··· STORED ROWS

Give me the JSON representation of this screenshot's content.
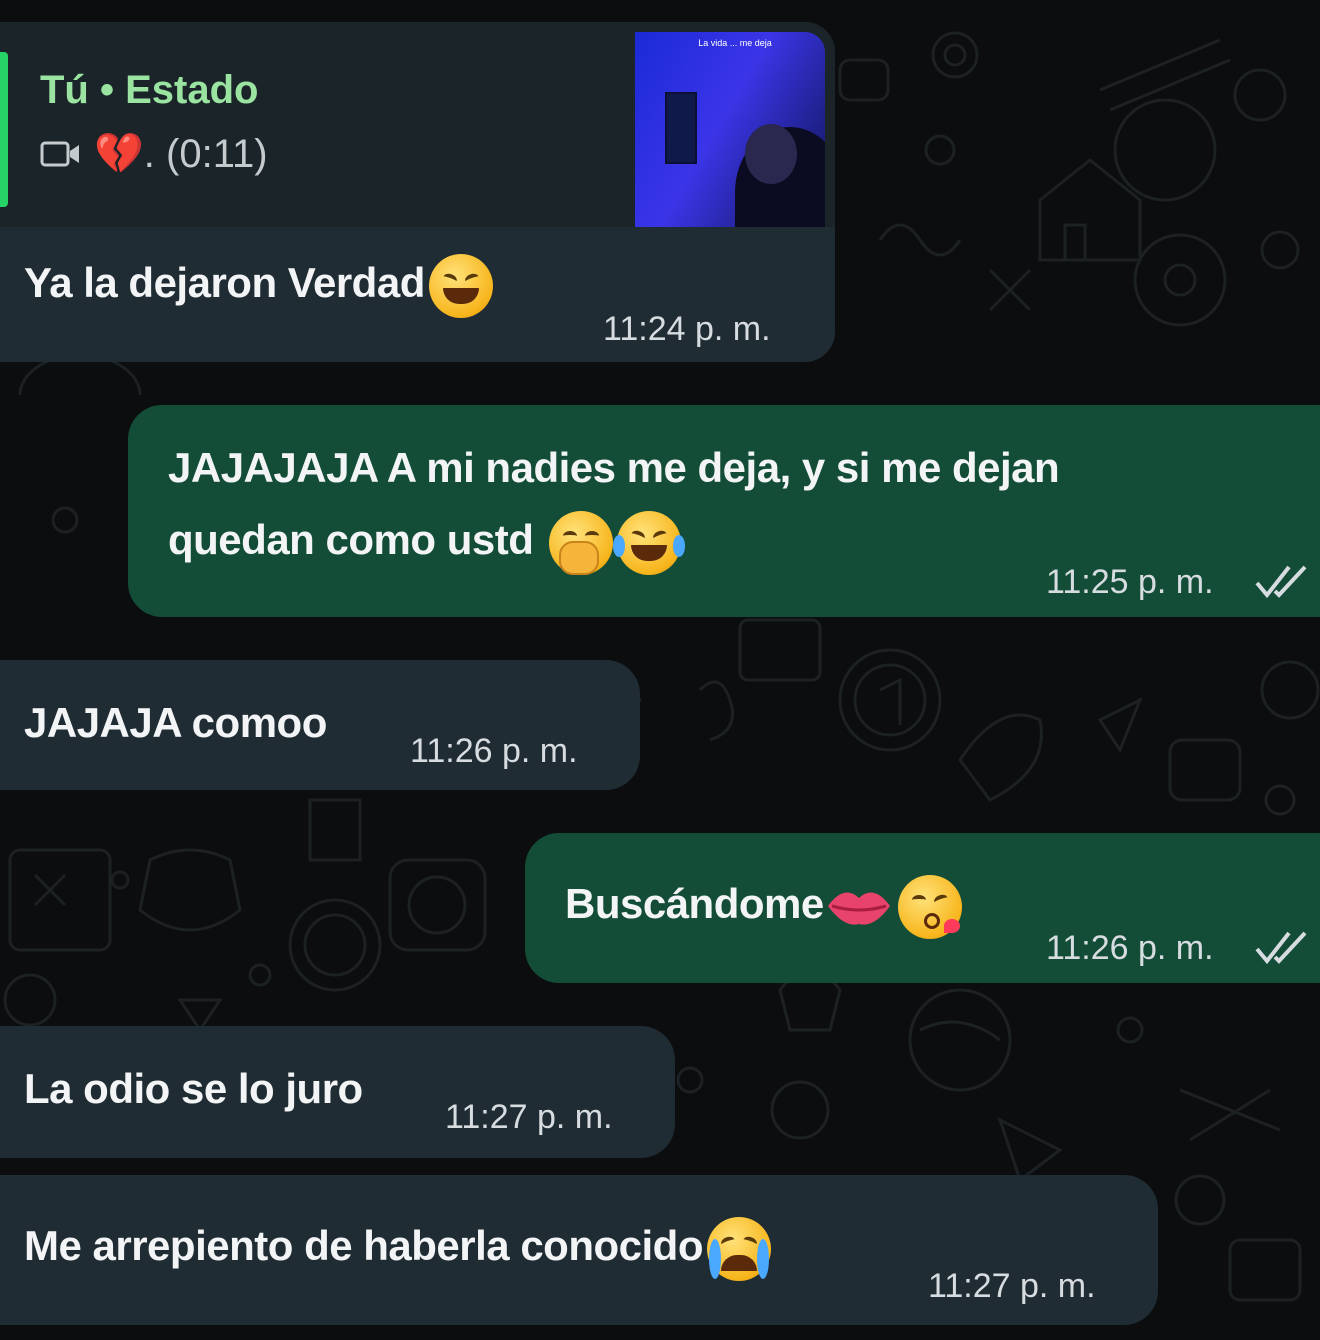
{
  "status_reply": {
    "author": "Tú • Estado",
    "media_duration": "💔. (0:11)",
    "thumbnail_caption": "La vida ... me deja"
  },
  "messages": [
    {
      "direction": "incoming",
      "text": "Ya la dejaron Verdad",
      "emoji": "laughing-face",
      "time": "11:24 p. m."
    },
    {
      "direction": "outgoing",
      "text_line1": "JAJAJAJA A mi nadies me deja, y si me dejan",
      "text_line2": "quedan como ustd",
      "emoji": "hand-over-mouth, tears-of-joy",
      "time": "11:25 p. m.",
      "status": "read"
    },
    {
      "direction": "incoming",
      "text": "JAJAJA comoo",
      "time": "11:26 p. m."
    },
    {
      "direction": "outgoing",
      "text": "Buscándome",
      "emoji": "kiss-mark, face-blowing-kiss",
      "time": "11:26 p. m.",
      "status": "read"
    },
    {
      "direction": "incoming",
      "text": "La odio se lo juro",
      "time": "11:27 p. m."
    },
    {
      "direction": "incoming",
      "text": "Me arrepiento de haberla conocido",
      "emoji": "loudly-crying-face",
      "time": "11:27 p. m."
    }
  ],
  "colors": {
    "background": "#0b0d0e",
    "incoming_bubble": "#202c33",
    "outgoing_bubble": "#134d37",
    "status_accent": "#25d366"
  }
}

······

- TASK STATEMENT -
Reproduce each entry precisely, dropping only the pictures.

- ANSWER FOR THE TASK -
Give me the JSON representation of this screenshot's content.
{
  "status_reply": {
    "author": "Tú • Estado",
    "media_duration": "💔. (0:11)",
    "thumbnail_caption": "La vida ... me deja"
  },
  "messages": [
    {
      "direction": "incoming",
      "text": "Ya la dejaron Verdad",
      "emoji": "laughing-face",
      "time": "11:24 p. m."
    },
    {
      "direction": "outgoing",
      "text_line1": "JAJAJAJA A mi nadies me deja, y si me dejan",
      "text_line2": "quedan como ustd",
      "emoji": "hand-over-mouth, tears-of-joy",
      "time": "11:25 p. m.",
      "status": "read"
    },
    {
      "direction": "incoming",
      "text": "JAJAJA comoo",
      "time": "11:26 p. m."
    },
    {
      "direction": "outgoing",
      "text": "Buscándome",
      "emoji": "kiss-mark, face-blowing-kiss",
      "time": "11:26 p. m.",
      "status": "read"
    },
    {
      "direction": "incoming",
      "text": "La odio se lo juro",
      "time": "11:27 p. m."
    },
    {
      "direction": "incoming",
      "text": "Me arrepiento de haberla conocido",
      "emoji": "loudly-crying-face",
      "time": "11:27 p. m."
    }
  ],
  "colors": {
    "background": "#0b0d0e",
    "incoming_bubble": "#202c33",
    "outgoing_bubble": "#134d37",
    "status_accent": "#25d366"
  }
}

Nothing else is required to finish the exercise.